**DIRECTION**.
Copy all of the material exactly. Pictures are not to appear in the copy.

**RECORDS FOR THE TASK**.
......

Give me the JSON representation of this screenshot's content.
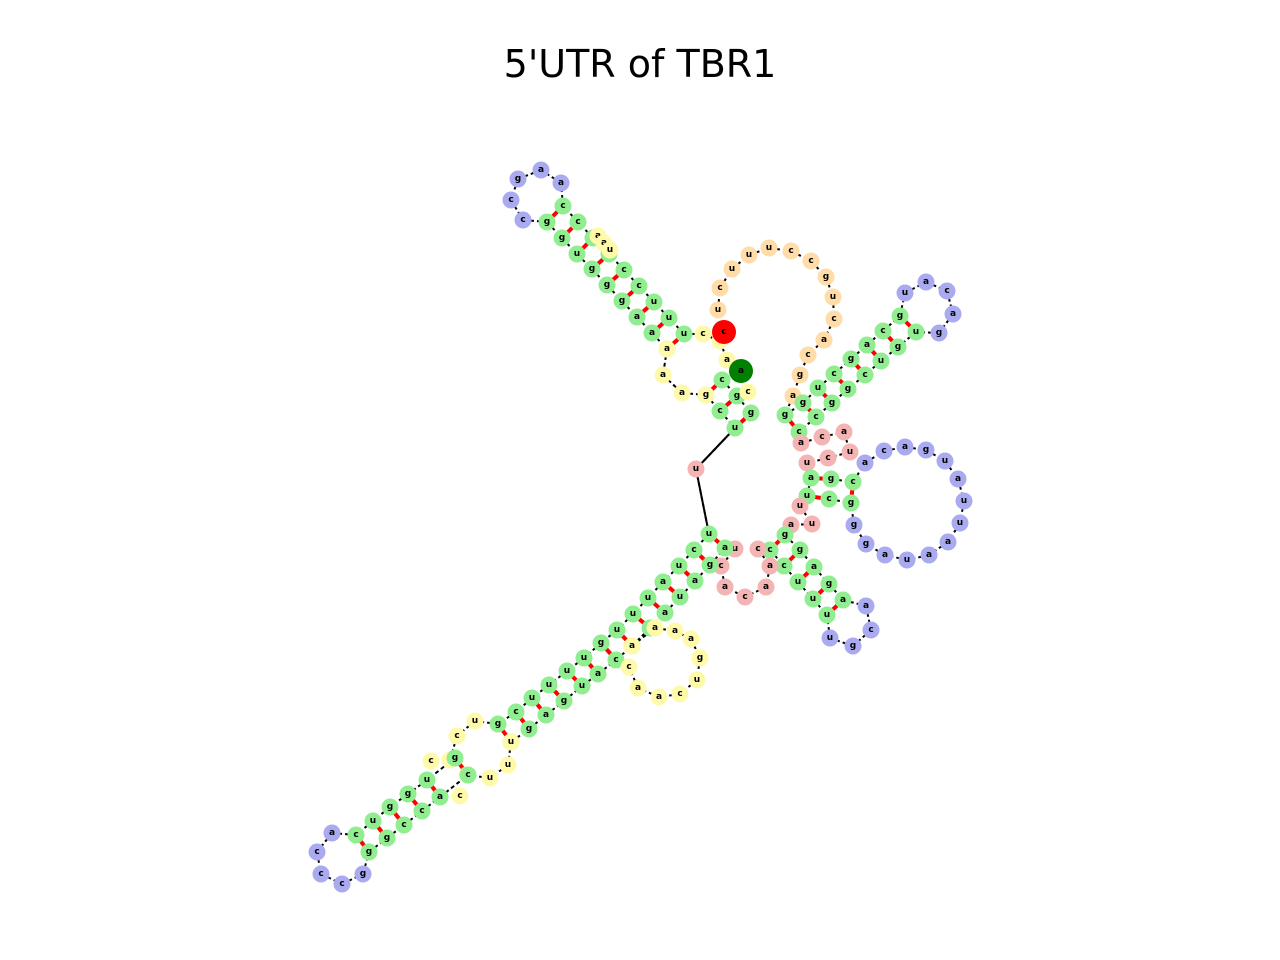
{
  "title": "5'UTR of TBR1",
  "colors": {
    "stem": "#90ee90",
    "hairpin_loop": "#aaaaf0",
    "interior_loop": "#fffaaa",
    "multiloop": "#f5b4b4",
    "exterior": "#ffdca8",
    "pair_bond": "#ff0000",
    "backbone": "#000000",
    "five_prime_marker": "#008000",
    "three_prime_marker": "#ff0000"
  },
  "legend": null
}
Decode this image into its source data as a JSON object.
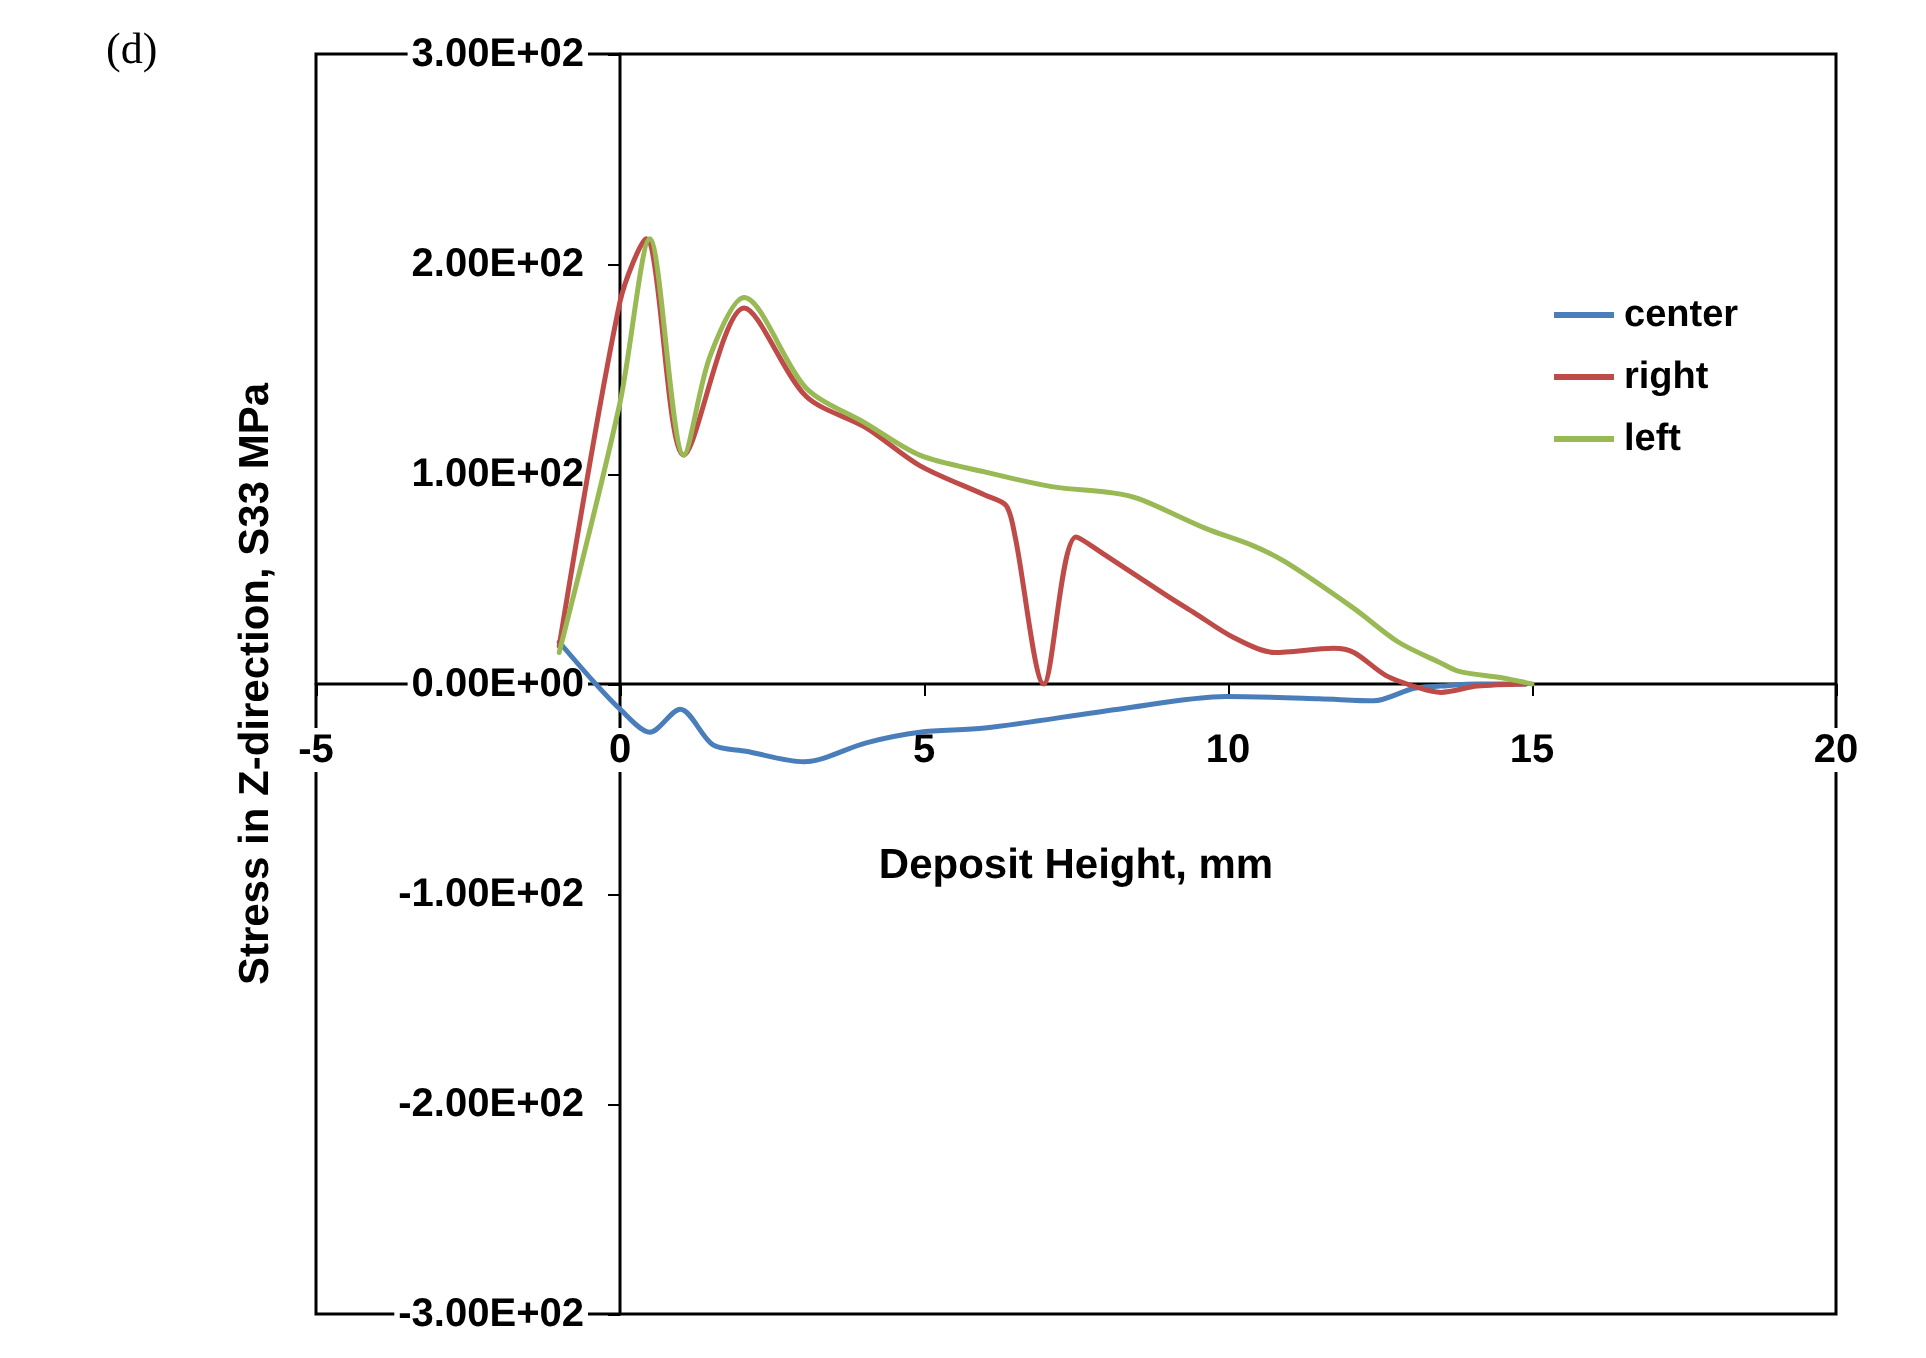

......

**RESULT OF THE EXERCISE**.
Give me the JSON representation of this screenshot's content.
{
  "title": "5'UTR of TBR1",
  "colors": {
    "stem": "#90ee90",
    "hairpin_loop": "#aaaaf0",
    "interior_loop": "#fffaaa",
    "multiloop": "#f5b4b4",
    "exterior": "#ffdca8",
    "pair_bond": "#ff0000",
    "backbone": "#000000",
    "five_prime_marker": "#008000",
    "three_prime_marker": "#ff0000"
  },
  "legend": null
}
Decode this image into its source data as a JSON object.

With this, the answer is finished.